• **Aim of the exercise**: Each entry below should be written out exactly as it is, with no pictures.

• **Excerpts from a figure dataset**:

□ □ □ □

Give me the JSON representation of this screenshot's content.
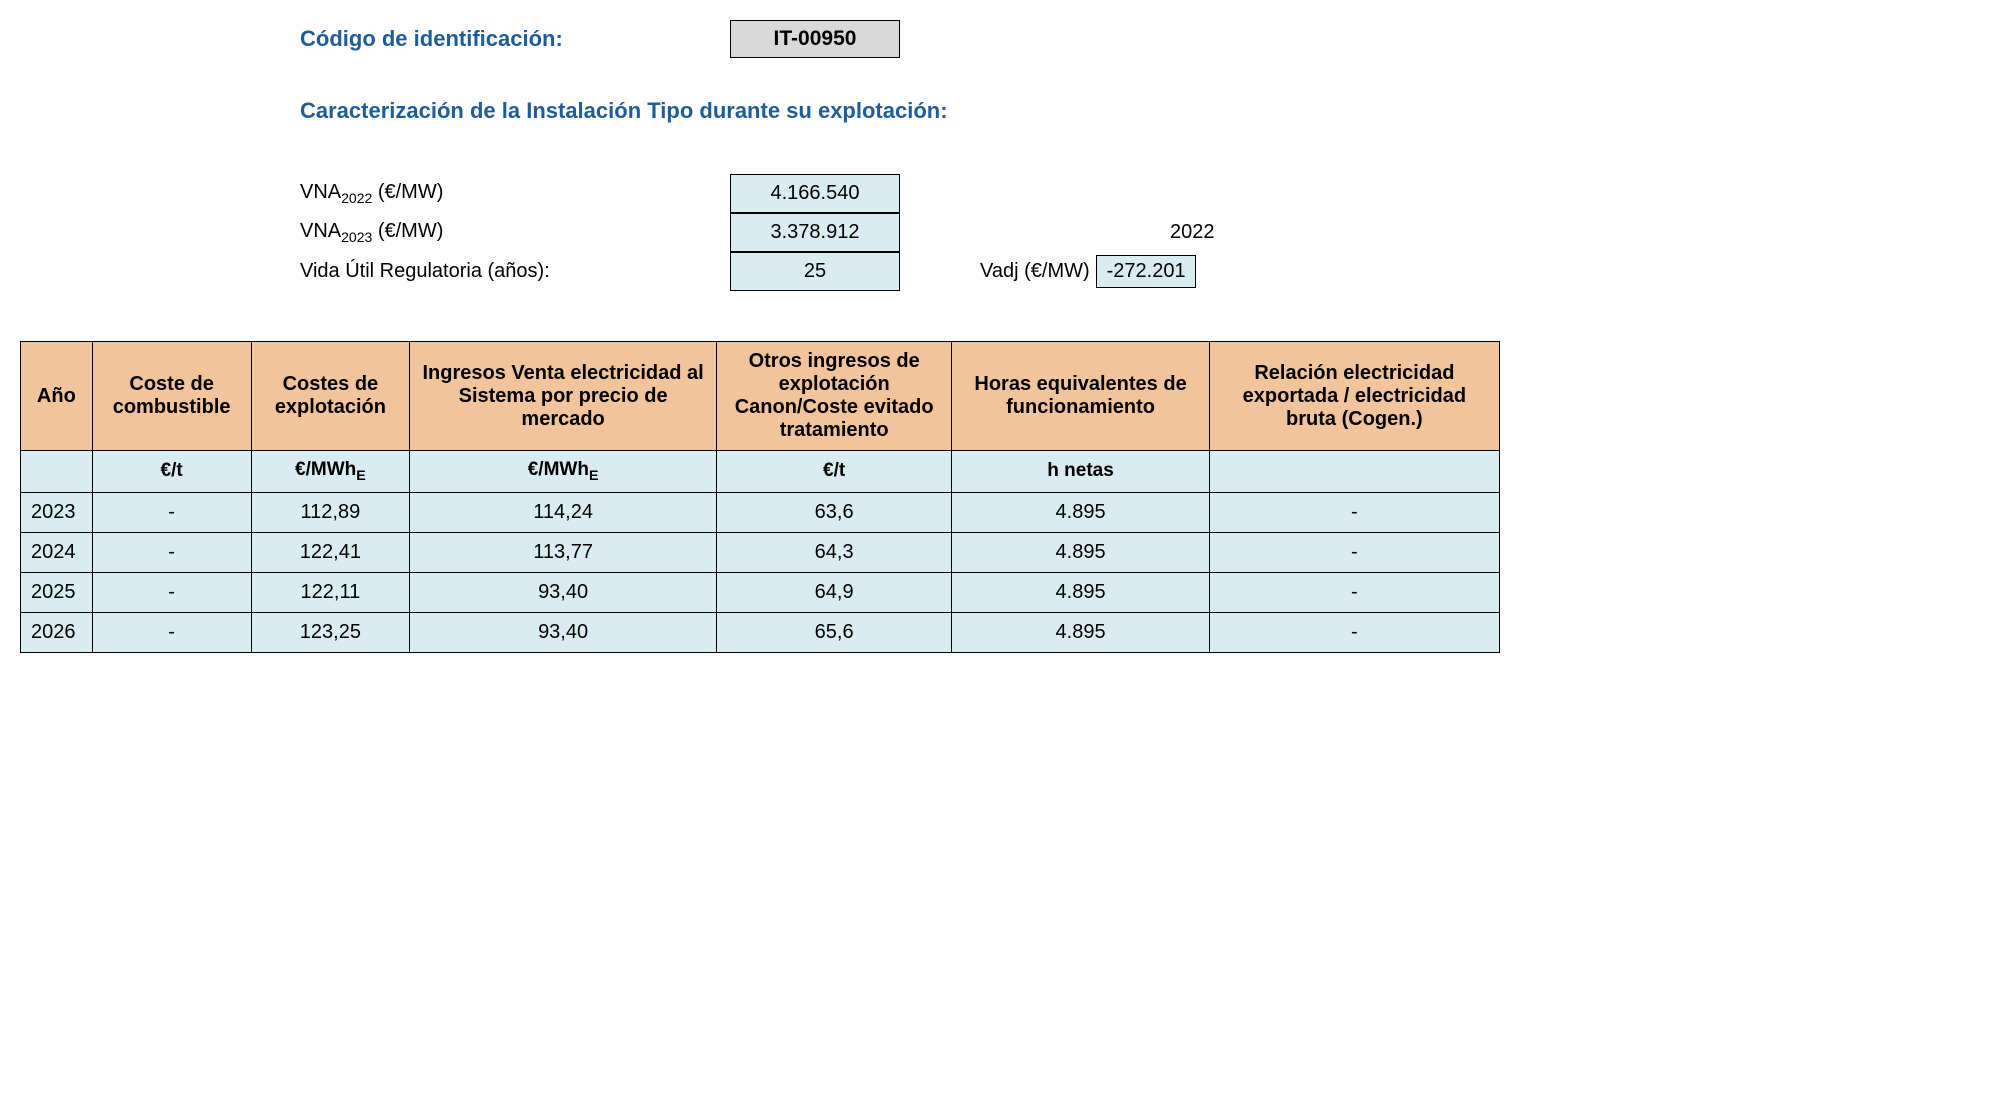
{
  "header": {
    "id_label": "Código de identificación:",
    "id_value": "IT-00950",
    "section_title": "Caracterización de la Instalación Tipo durante su explotación:"
  },
  "params": {
    "vna_2022_label_prefix": "VNA",
    "vna_2022_sub": "2022",
    "vna_2022_unit": " (€/MW)",
    "vna_2022_value": "4.166.540",
    "vna_2023_label_prefix": "VNA",
    "vna_2023_sub": "2023",
    "vna_2023_unit": " (€/MW)",
    "vna_2023_value": "3.378.912",
    "year_value": "2022",
    "vida_label": "Vida Útil Regulatoria (años):",
    "vida_value": "25",
    "vadj_label": "Vadj (€/MW)",
    "vadj_value": "-272.201"
  },
  "table": {
    "header_bg": "#f2c49b",
    "cell_bg": "#d9ecf2",
    "border_color": "#000000",
    "columns": [
      "Año",
      "Coste de combustible",
      "Costes de explotación",
      "Ingresos Venta electricidad al Sistema por precio de mercado",
      "Otros ingresos de explotación Canon/Coste evitado tratamiento",
      "Horas equivalentes de funcionamiento",
      "Relación electricidad exportada / electricidad bruta\n(Cogen.)"
    ],
    "units": [
      "",
      "€/t",
      "€/MWh",
      "€/MWh",
      "€/t",
      "h netas",
      ""
    ],
    "unit_sub": "E",
    "rows": [
      [
        "2023",
        "-",
        "112,89",
        "114,24",
        "63,6",
        "4.895",
        "-"
      ],
      [
        "2024",
        "-",
        "122,41",
        "113,77",
        "64,3",
        "4.895",
        "-"
      ],
      [
        "2025",
        "-",
        "122,11",
        "93,40",
        "64,9",
        "4.895",
        "-"
      ],
      [
        "2026",
        "-",
        "123,25",
        "93,40",
        "65,6",
        "4.895",
        "-"
      ]
    ]
  },
  "colors": {
    "title_color": "#1f5c99",
    "id_box_bg": "#d9d9d9",
    "param_box_bg": "#d9ecf2"
  }
}
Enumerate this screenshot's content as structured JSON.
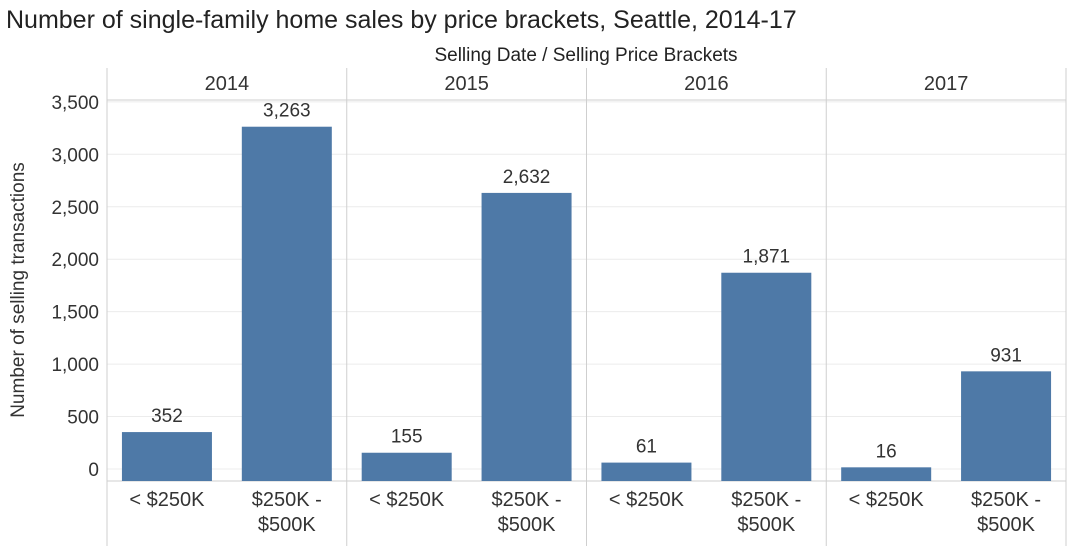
{
  "title": "Number of single-family home sales by price brackets, Seattle, 2014-17",
  "header_label": "Selling Date  /  Selling Price Brackets",
  "colors": {
    "bar": "#4e79a7",
    "grid": "#ececec",
    "divider": "#cfcfcf",
    "text": "#333333"
  },
  "chart_data": {
    "type": "bar",
    "ylabel": "Number of selling transactions",
    "ylim": [
      0,
      3600
    ],
    "yticks": [
      0,
      500,
      1000,
      1500,
      2000,
      2500,
      3000,
      3500
    ],
    "ytick_labels": [
      "0",
      "500",
      "1,000",
      "1,500",
      "2,000",
      "2,500",
      "3,000",
      "3,500"
    ],
    "grid": true,
    "categories": [
      "< $250K",
      "$250K - $500K"
    ],
    "category_label_lines": [
      [
        "< $250K"
      ],
      [
        "$250K -",
        "$500K"
      ]
    ],
    "groups": [
      {
        "name": "2014",
        "values": [
          352,
          3263
        ],
        "labels": [
          "352",
          "3,263"
        ]
      },
      {
        "name": "2015",
        "values": [
          155,
          2632
        ],
        "labels": [
          "155",
          "2,632"
        ]
      },
      {
        "name": "2016",
        "values": [
          61,
          1871
        ],
        "labels": [
          "61",
          "1,871"
        ]
      },
      {
        "name": "2017",
        "values": [
          16,
          931
        ],
        "labels": [
          "16",
          "931"
        ]
      }
    ]
  }
}
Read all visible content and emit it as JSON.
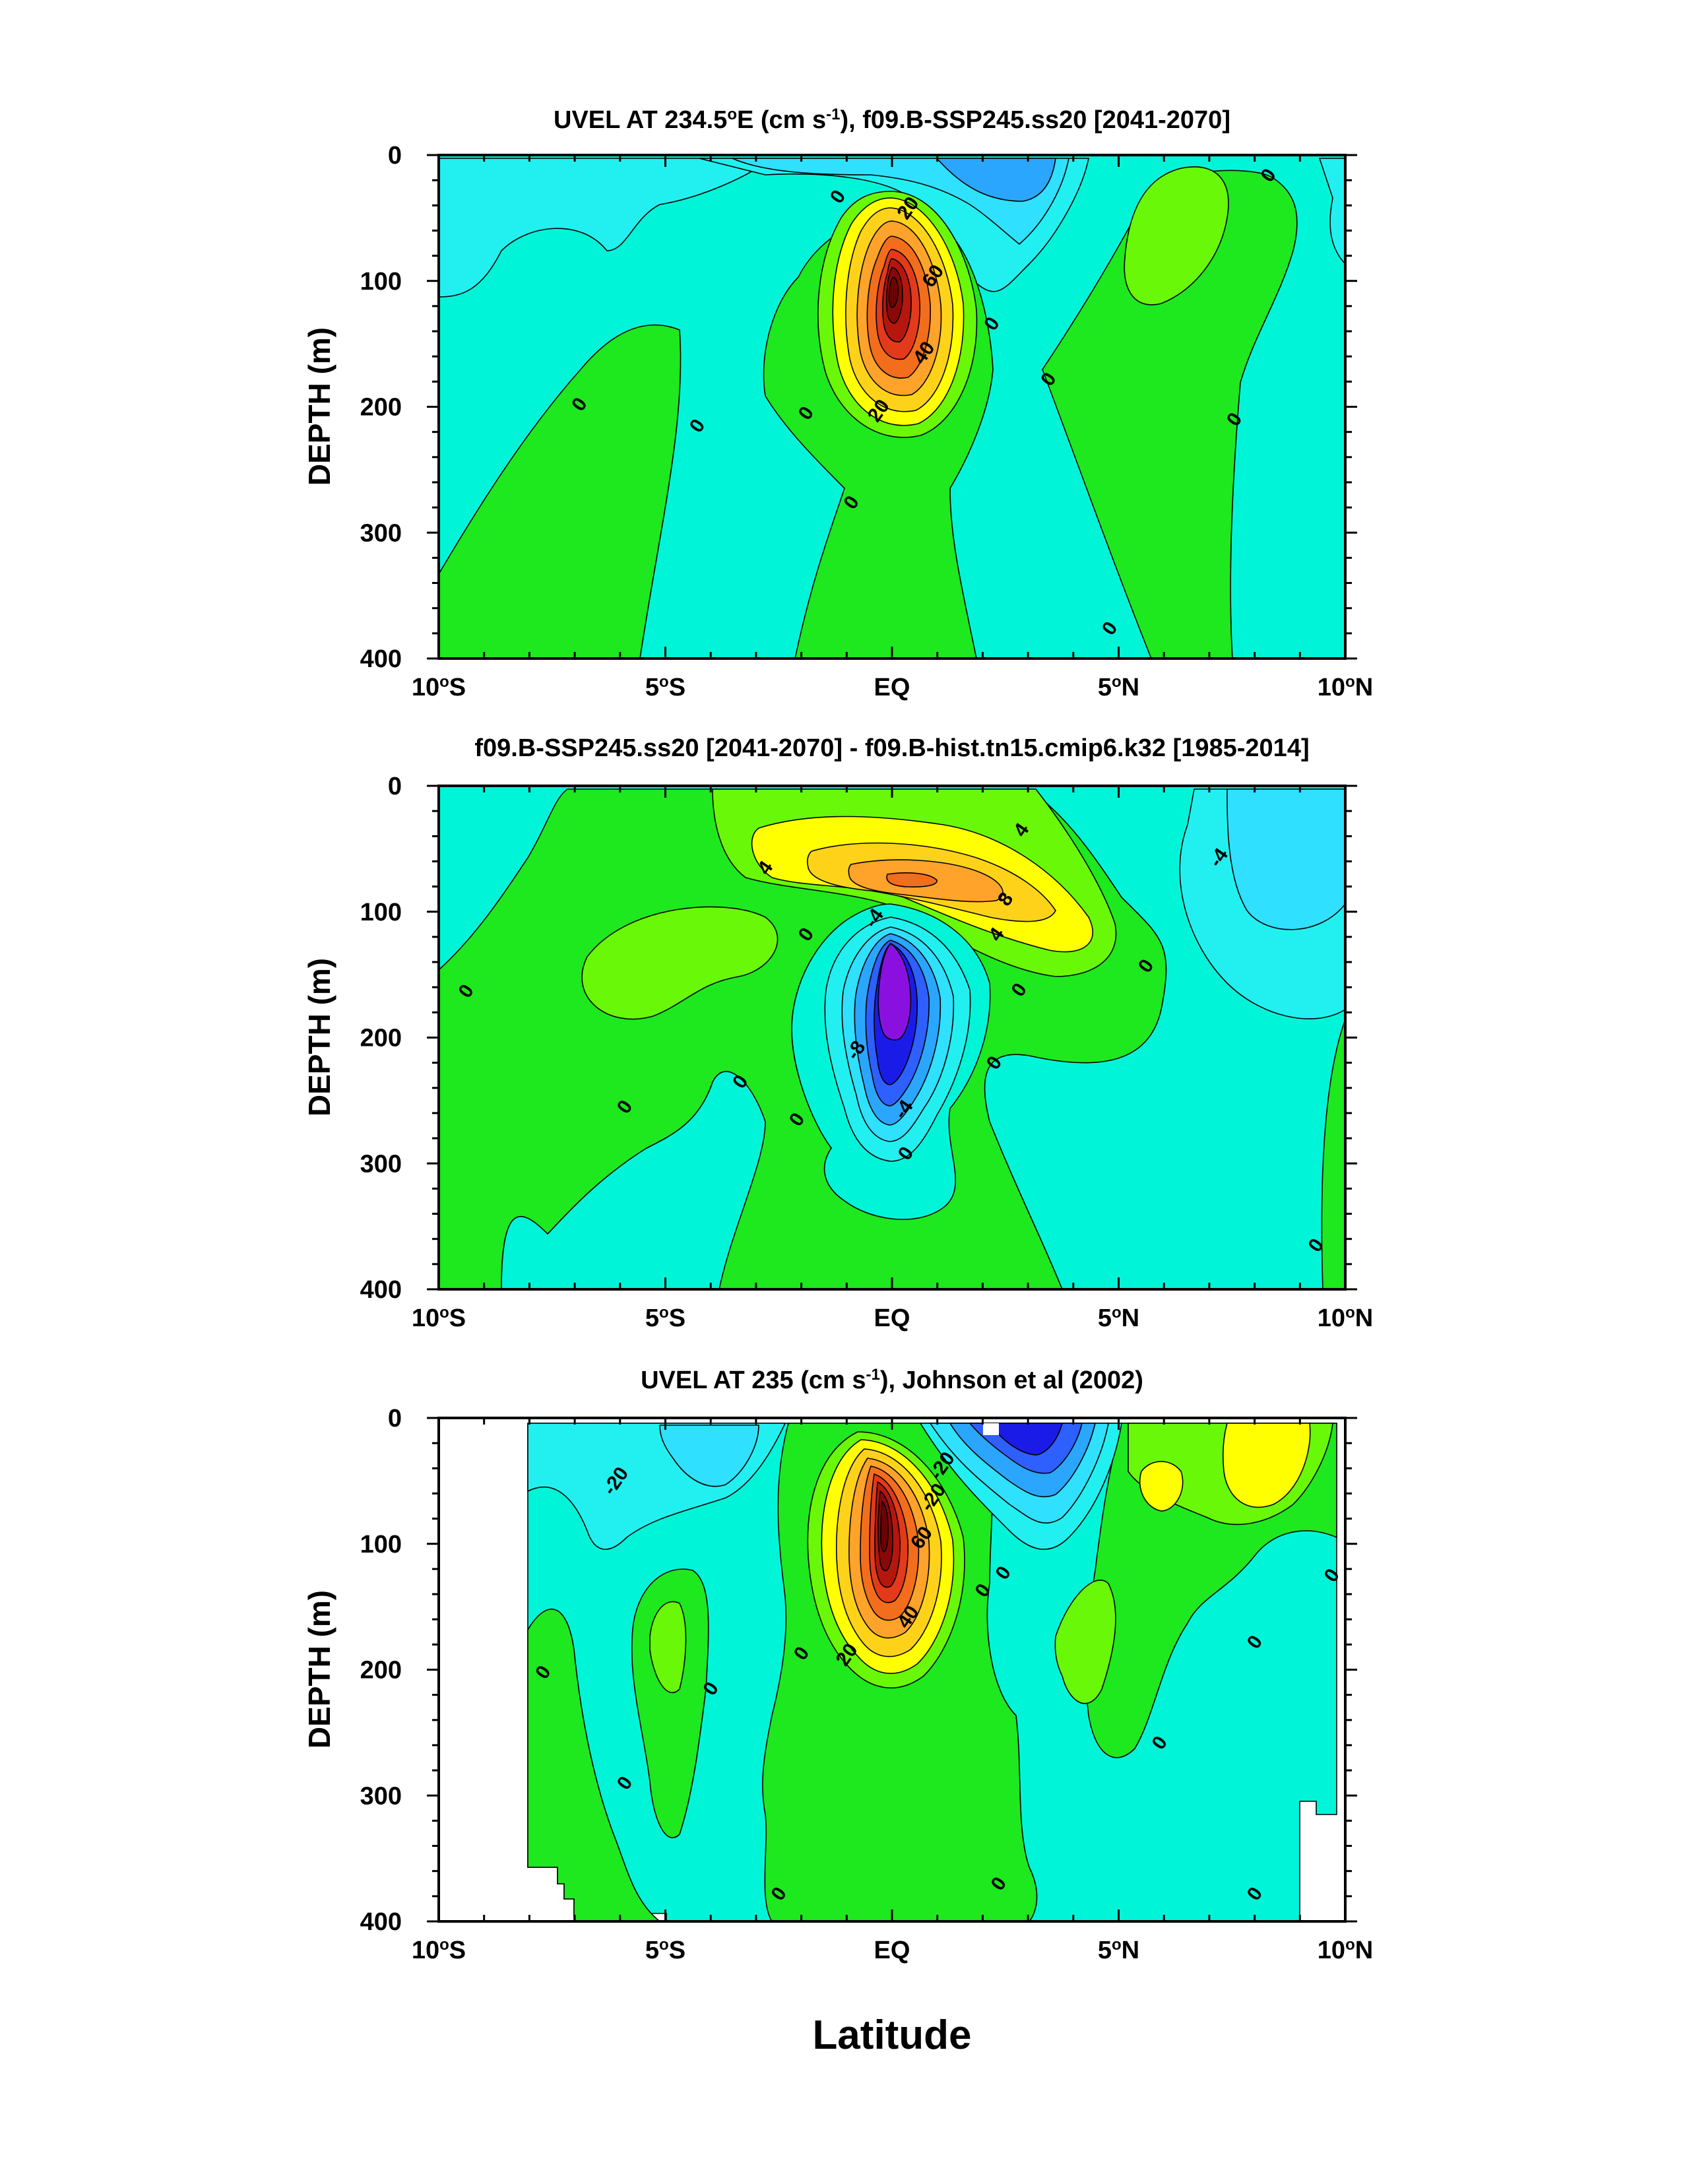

□ □ □ □

• **Exercise answer**:
Give me the JSON representation of this screenshot's content.
{
  "header": {
    "id_label": "Código de identificación:",
    "id_value": "IT-00950",
    "section_title": "Caracterización de la Instalación Tipo durante su explotación:"
  },
  "params": {
    "vna_2022_label_prefix": "VNA",
    "vna_2022_sub": "2022",
    "vna_2022_unit": " (€/MW)",
    "vna_2022_value": "4.166.540",
    "vna_2023_label_prefix": "VNA",
    "vna_2023_sub": "2023",
    "vna_2023_unit": " (€/MW)",
    "vna_2023_value": "3.378.912",
    "year_value": "2022",
    "vida_label": "Vida Útil Regulatoria (años):",
    "vida_value": "25",
    "vadj_label": "Vadj (€/MW)",
    "vadj_value": "-272.201"
  },
  "table": {
    "header_bg": "#f2c49b",
    "cell_bg": "#d9ecf2",
    "border_color": "#000000",
    "columns": [
      "Año",
      "Coste de combustible",
      "Costes de explotación",
      "Ingresos Venta electricidad al Sistema por precio de mercado",
      "Otros ingresos de explotación Canon/Coste evitado tratamiento",
      "Horas equivalentes de funcionamiento",
      "Relación electricidad exportada / electricidad bruta\n(Cogen.)"
    ],
    "units": [
      "",
      "€/t",
      "€/MWh",
      "€/MWh",
      "€/t",
      "h netas",
      ""
    ],
    "unit_sub": "E",
    "rows": [
      [
        "2023",
        "-",
        "112,89",
        "114,24",
        "63,6",
        "4.895",
        "-"
      ],
      [
        "2024",
        "-",
        "122,41",
        "113,77",
        "64,3",
        "4.895",
        "-"
      ],
      [
        "2025",
        "-",
        "122,11",
        "93,40",
        "64,9",
        "4.895",
        "-"
      ],
      [
        "2026",
        "-",
        "123,25",
        "93,40",
        "65,6",
        "4.895",
        "-"
      ]
    ]
  },
  "colors": {
    "title_color": "#1f5c99",
    "id_box_bg": "#d9d9d9",
    "param_box_bg": "#d9ecf2"
  }
}
Enumerate this screenshot's content as structured JSON.
{
  "title": "Number of single-family home sales by price brackets, Seattle, 2014-17",
  "header_label": "Selling Date  /  Selling Price Brackets",
  "colors": {
    "bar": "#4e79a7",
    "grid": "#ececec",
    "divider": "#cfcfcf",
    "text": "#333333"
  },
  "chart_data": {
    "type": "bar",
    "ylabel": "Number of selling transactions",
    "ylim": [
      0,
      3600
    ],
    "yticks": [
      0,
      500,
      1000,
      1500,
      2000,
      2500,
      3000,
      3500
    ],
    "ytick_labels": [
      "0",
      "500",
      "1,000",
      "1,500",
      "2,000",
      "2,500",
      "3,000",
      "3,500"
    ],
    "grid": true,
    "categories": [
      "< $250K",
      "$250K - $500K"
    ],
    "category_label_lines": [
      [
        "< $250K"
      ],
      [
        "$250K -",
        "$500K"
      ]
    ],
    "groups": [
      {
        "name": "2014",
        "values": [
          352,
          3263
        ],
        "labels": [
          "352",
          "3,263"
        ]
      },
      {
        "name": "2015",
        "values": [
          155,
          2632
        ],
        "labels": [
          "155",
          "2,632"
        ]
      },
      {
        "name": "2016",
        "values": [
          61,
          1871
        ],
        "labels": [
          "61",
          "1,871"
        ]
      },
      {
        "name": "2017",
        "values": [
          16,
          931
        ],
        "labels": [
          "16",
          "931"
        ]
      }
    ]
  }
}
Read all visible content and emit it as JSON.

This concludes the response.